-- START OF MATERIAL PROVIDED --
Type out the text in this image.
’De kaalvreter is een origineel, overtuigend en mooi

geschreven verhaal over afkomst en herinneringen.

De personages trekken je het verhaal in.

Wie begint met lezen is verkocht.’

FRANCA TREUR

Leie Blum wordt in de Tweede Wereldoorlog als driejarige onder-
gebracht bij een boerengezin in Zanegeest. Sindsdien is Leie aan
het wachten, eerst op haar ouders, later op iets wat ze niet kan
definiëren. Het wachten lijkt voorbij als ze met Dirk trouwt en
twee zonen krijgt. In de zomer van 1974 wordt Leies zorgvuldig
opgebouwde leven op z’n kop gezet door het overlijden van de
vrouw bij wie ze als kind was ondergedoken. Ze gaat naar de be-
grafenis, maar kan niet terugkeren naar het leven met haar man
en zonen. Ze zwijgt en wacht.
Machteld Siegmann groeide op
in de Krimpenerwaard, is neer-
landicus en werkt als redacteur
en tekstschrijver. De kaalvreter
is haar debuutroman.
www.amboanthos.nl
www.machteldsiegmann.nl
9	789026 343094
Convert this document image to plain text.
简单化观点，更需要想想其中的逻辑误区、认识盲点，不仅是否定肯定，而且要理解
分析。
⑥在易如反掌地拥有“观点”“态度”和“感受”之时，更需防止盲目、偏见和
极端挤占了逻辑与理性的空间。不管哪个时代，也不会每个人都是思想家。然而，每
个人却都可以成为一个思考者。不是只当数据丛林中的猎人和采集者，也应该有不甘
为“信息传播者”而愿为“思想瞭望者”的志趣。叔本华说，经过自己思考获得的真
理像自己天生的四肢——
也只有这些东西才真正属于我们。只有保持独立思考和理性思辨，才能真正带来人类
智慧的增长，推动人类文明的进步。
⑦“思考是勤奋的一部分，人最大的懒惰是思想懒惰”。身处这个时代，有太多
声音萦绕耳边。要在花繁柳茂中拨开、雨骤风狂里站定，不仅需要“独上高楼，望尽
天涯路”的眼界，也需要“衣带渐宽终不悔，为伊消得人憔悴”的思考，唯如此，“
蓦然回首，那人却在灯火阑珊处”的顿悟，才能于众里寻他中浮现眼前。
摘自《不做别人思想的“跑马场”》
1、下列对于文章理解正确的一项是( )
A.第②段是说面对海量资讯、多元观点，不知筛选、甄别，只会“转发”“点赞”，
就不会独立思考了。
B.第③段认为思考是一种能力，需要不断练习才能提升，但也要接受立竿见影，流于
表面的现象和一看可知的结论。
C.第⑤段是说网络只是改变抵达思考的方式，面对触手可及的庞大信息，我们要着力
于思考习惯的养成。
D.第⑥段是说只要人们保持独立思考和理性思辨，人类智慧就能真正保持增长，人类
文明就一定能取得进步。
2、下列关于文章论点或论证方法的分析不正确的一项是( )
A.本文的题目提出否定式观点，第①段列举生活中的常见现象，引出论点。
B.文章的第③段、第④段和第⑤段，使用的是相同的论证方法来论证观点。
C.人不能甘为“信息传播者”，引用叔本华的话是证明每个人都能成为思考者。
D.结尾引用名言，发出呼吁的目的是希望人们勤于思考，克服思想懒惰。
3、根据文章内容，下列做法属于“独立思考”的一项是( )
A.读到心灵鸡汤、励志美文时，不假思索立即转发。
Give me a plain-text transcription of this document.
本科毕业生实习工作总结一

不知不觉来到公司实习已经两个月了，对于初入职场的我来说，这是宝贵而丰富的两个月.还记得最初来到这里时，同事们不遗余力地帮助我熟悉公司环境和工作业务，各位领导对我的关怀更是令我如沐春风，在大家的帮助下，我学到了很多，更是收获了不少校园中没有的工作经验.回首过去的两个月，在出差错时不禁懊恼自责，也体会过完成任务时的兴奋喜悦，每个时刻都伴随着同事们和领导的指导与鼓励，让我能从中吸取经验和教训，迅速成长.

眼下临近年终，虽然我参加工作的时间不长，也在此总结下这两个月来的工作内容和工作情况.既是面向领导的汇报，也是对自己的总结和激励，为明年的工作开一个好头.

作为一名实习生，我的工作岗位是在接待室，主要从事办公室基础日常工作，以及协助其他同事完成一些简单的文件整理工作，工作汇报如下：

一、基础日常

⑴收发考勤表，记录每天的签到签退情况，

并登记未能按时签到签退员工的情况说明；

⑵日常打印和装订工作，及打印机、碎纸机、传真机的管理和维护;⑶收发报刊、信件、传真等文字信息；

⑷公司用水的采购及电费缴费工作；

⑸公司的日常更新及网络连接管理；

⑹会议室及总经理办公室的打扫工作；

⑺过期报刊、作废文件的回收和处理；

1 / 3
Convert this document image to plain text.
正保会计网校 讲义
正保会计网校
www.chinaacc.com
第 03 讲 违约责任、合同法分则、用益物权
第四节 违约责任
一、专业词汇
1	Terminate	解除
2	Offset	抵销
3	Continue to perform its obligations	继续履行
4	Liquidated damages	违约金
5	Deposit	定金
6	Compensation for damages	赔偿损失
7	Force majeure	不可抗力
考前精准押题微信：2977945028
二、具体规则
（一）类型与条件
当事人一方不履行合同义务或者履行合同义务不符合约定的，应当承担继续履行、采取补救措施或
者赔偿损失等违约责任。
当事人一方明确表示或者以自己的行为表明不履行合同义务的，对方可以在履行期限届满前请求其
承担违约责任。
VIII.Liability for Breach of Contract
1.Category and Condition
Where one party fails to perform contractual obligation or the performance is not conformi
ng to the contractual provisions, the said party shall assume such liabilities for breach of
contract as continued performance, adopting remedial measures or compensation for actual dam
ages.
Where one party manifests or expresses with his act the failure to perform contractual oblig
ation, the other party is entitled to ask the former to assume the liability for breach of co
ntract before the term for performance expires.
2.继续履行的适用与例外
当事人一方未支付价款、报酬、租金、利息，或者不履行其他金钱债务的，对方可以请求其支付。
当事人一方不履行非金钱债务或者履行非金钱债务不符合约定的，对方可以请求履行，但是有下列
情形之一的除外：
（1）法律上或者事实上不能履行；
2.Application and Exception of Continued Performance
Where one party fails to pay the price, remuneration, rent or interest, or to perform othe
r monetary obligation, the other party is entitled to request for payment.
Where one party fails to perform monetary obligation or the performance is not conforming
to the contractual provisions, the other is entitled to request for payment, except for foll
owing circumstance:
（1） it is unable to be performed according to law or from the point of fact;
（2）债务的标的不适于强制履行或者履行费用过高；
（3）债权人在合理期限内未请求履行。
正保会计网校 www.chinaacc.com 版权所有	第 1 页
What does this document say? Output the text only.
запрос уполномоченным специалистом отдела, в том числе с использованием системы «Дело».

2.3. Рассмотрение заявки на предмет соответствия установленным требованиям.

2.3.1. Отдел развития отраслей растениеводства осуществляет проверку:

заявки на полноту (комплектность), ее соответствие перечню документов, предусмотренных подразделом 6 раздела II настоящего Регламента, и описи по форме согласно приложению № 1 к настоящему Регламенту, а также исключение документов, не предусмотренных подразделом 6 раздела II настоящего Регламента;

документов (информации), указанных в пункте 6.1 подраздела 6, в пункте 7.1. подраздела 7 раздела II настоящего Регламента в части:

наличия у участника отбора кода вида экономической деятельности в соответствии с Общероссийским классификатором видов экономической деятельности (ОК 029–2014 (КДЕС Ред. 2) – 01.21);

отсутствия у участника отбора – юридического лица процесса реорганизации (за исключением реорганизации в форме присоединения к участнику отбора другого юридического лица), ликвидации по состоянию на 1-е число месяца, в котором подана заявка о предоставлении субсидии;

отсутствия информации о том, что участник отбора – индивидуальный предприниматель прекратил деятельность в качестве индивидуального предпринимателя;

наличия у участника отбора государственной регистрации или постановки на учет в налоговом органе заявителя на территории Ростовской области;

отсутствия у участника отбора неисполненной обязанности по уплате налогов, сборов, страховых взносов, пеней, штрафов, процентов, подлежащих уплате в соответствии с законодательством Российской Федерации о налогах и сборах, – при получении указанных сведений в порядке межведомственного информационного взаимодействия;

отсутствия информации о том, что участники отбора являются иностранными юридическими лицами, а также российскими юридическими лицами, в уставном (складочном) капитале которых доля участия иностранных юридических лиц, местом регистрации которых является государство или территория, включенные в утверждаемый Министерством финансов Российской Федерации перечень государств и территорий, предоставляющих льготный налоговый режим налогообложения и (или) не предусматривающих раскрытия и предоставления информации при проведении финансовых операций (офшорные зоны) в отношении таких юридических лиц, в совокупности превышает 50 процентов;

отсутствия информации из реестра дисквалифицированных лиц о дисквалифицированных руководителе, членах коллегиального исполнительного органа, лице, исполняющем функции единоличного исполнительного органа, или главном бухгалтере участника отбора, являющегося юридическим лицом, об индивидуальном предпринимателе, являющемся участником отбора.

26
-- END OF MATERIAL PROVIDED --
» TASK REQUIREMENTS: In the entries above, identify every line with the word "assume". Copy those lines.

» FULL OUTPUT:
ng to the contractual provisions, the said party shall assume such liabilities for breach of
ation, the other party is entitled to ask the former to assume the liability for breach of co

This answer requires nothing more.